# [Your goal]
Please retype the records below exactly, leaving out any pictures.
☆ ☆ ☆ ☆
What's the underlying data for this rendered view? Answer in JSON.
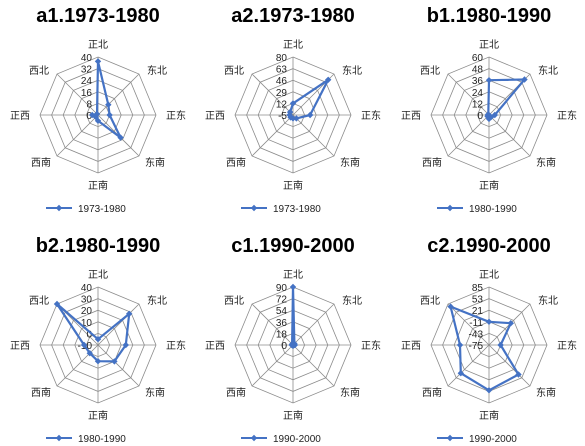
{
  "style": {
    "series_color": "#4472C4",
    "grid_color": "#8C8C8C",
    "background": "#FFFFFF"
  },
  "chart_data": [
    {
      "type": "radar",
      "title": "a1.1973-1980",
      "axes": [
        "正北",
        "东北",
        "正东",
        "东南",
        "正南",
        "西南",
        "正西",
        "西北"
      ],
      "rticks": [
        "40",
        "32",
        "24",
        "16",
        "8",
        "0"
      ],
      "rlim": [
        0,
        40
      ],
      "series": [
        {
          "name": "1973-1980",
          "values": [
            37,
            10,
            8,
            22,
            4,
            2,
            4,
            1
          ]
        }
      ],
      "legend": "bottom"
    },
    {
      "type": "radar",
      "title": "a2.1973-1980",
      "axes": [
        "正北",
        "东北",
        "正东",
        "东南",
        "正南",
        "西南",
        "正西",
        "西北"
      ],
      "rticks": [
        "80",
        "63",
        "46",
        "29",
        "12",
        "-5"
      ],
      "rlim": [
        -5,
        80
      ],
      "series": [
        {
          "name": "1973-1980",
          "values": [
            12,
            68,
            20,
            2,
            0,
            0,
            0,
            1
          ]
        }
      ],
      "legend": "bottom"
    },
    {
      "type": "radar",
      "title": "b1.1980-1990",
      "axes": [
        "正北",
        "东北",
        "正东",
        "东南",
        "正南",
        "西南",
        "正西",
        "西北"
      ],
      "rticks": [
        "60",
        "48",
        "36",
        "24",
        "12",
        "0"
      ],
      "rlim": [
        0,
        60
      ],
      "series": [
        {
          "name": "1980-1990",
          "values": [
            36,
            52,
            6,
            3,
            4,
            2,
            1,
            1
          ]
        }
      ],
      "legend": "bottom"
    },
    {
      "type": "radar",
      "title": "b2.1980-1990",
      "axes": [
        "正北",
        "东北",
        "正东",
        "东南",
        "正南",
        "西南",
        "正西",
        "西北"
      ],
      "rticks": [
        "40",
        "30",
        "20",
        "10",
        "0",
        "-10"
      ],
      "rlim": [
        -10,
        40
      ],
      "series": [
        {
          "name": "1980-1990",
          "values": [
            -5,
            28,
            14,
            10,
            4,
            0,
            2,
            40
          ]
        }
      ],
      "legend": "bottom"
    },
    {
      "type": "radar",
      "title": "c1.1990-2000",
      "axes": [
        "正北",
        "东北",
        "正东",
        "东南",
        "正南",
        "西南",
        "正西",
        "西北"
      ],
      "rticks": [
        "90",
        "72",
        "54",
        "36",
        "18",
        "0"
      ],
      "rlim": [
        0,
        90
      ],
      "series": [
        {
          "name": "1990-2000",
          "values": [
            90,
            3,
            3,
            1,
            1,
            1,
            2,
            2
          ]
        }
      ],
      "legend": "bottom"
    },
    {
      "type": "radar",
      "title": "c2.1990-2000",
      "axes": [
        "正北",
        "东北",
        "正东",
        "东南",
        "正南",
        "西南",
        "正西",
        "西北"
      ],
      "rticks": [
        "85",
        "53",
        "21",
        "-11",
        "-43",
        "-75"
      ],
      "rlim": [
        -75,
        85
      ],
      "series": [
        {
          "name": "1990-2000",
          "values": [
            -11,
            10,
            -43,
            40,
            50,
            35,
            5,
            75
          ]
        }
      ],
      "legend": "bottom"
    }
  ]
}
☆ ☆ ☆ ☆
# [Full solution]
What's the underlying data for this rendered view? Answer in JSON.
{
  "style": {
    "series_color": "#4472C4",
    "grid_color": "#8C8C8C",
    "background": "#FFFFFF"
  },
  "chart_data": [
    {
      "type": "radar",
      "title": "a1.1973-1980",
      "axes": [
        "正北",
        "东北",
        "正东",
        "东南",
        "正南",
        "西南",
        "正西",
        "西北"
      ],
      "rticks": [
        "40",
        "32",
        "24",
        "16",
        "8",
        "0"
      ],
      "rlim": [
        0,
        40
      ],
      "series": [
        {
          "name": "1973-1980",
          "values": [
            37,
            10,
            8,
            22,
            4,
            2,
            4,
            1
          ]
        }
      ],
      "legend": "bottom"
    },
    {
      "type": "radar",
      "title": "a2.1973-1980",
      "axes": [
        "正北",
        "东北",
        "正东",
        "东南",
        "正南",
        "西南",
        "正西",
        "西北"
      ],
      "rticks": [
        "80",
        "63",
        "46",
        "29",
        "12",
        "-5"
      ],
      "rlim": [
        -5,
        80
      ],
      "series": [
        {
          "name": "1973-1980",
          "values": [
            12,
            68,
            20,
            2,
            0,
            0,
            0,
            1
          ]
        }
      ],
      "legend": "bottom"
    },
    {
      "type": "radar",
      "title": "b1.1980-1990",
      "axes": [
        "正北",
        "东北",
        "正东",
        "东南",
        "正南",
        "西南",
        "正西",
        "西北"
      ],
      "rticks": [
        "60",
        "48",
        "36",
        "24",
        "12",
        "0"
      ],
      "rlim": [
        0,
        60
      ],
      "series": [
        {
          "name": "1980-1990",
          "values": [
            36,
            52,
            6,
            3,
            4,
            2,
            1,
            1
          ]
        }
      ],
      "legend": "bottom"
    },
    {
      "type": "radar",
      "title": "b2.1980-1990",
      "axes": [
        "正北",
        "东北",
        "正东",
        "东南",
        "正南",
        "西南",
        "正西",
        "西北"
      ],
      "rticks": [
        "40",
        "30",
        "20",
        "10",
        "0",
        "-10"
      ],
      "rlim": [
        -10,
        40
      ],
      "series": [
        {
          "name": "1980-1990",
          "values": [
            -5,
            28,
            14,
            10,
            4,
            0,
            2,
            40
          ]
        }
      ],
      "legend": "bottom"
    },
    {
      "type": "radar",
      "title": "c1.1990-2000",
      "axes": [
        "正北",
        "东北",
        "正东",
        "东南",
        "正南",
        "西南",
        "正西",
        "西北"
      ],
      "rticks": [
        "90",
        "72",
        "54",
        "36",
        "18",
        "0"
      ],
      "rlim": [
        0,
        90
      ],
      "series": [
        {
          "name": "1990-2000",
          "values": [
            90,
            3,
            3,
            1,
            1,
            1,
            2,
            2
          ]
        }
      ],
      "legend": "bottom"
    },
    {
      "type": "radar",
      "title": "c2.1990-2000",
      "axes": [
        "正北",
        "东北",
        "正东",
        "东南",
        "正南",
        "西南",
        "正西",
        "西北"
      ],
      "rticks": [
        "85",
        "53",
        "21",
        "-11",
        "-43",
        "-75"
      ],
      "rlim": [
        -75,
        85
      ],
      "series": [
        {
          "name": "1990-2000",
          "values": [
            -11,
            10,
            -43,
            40,
            50,
            35,
            5,
            75
          ]
        }
      ],
      "legend": "bottom"
    }
  ]
}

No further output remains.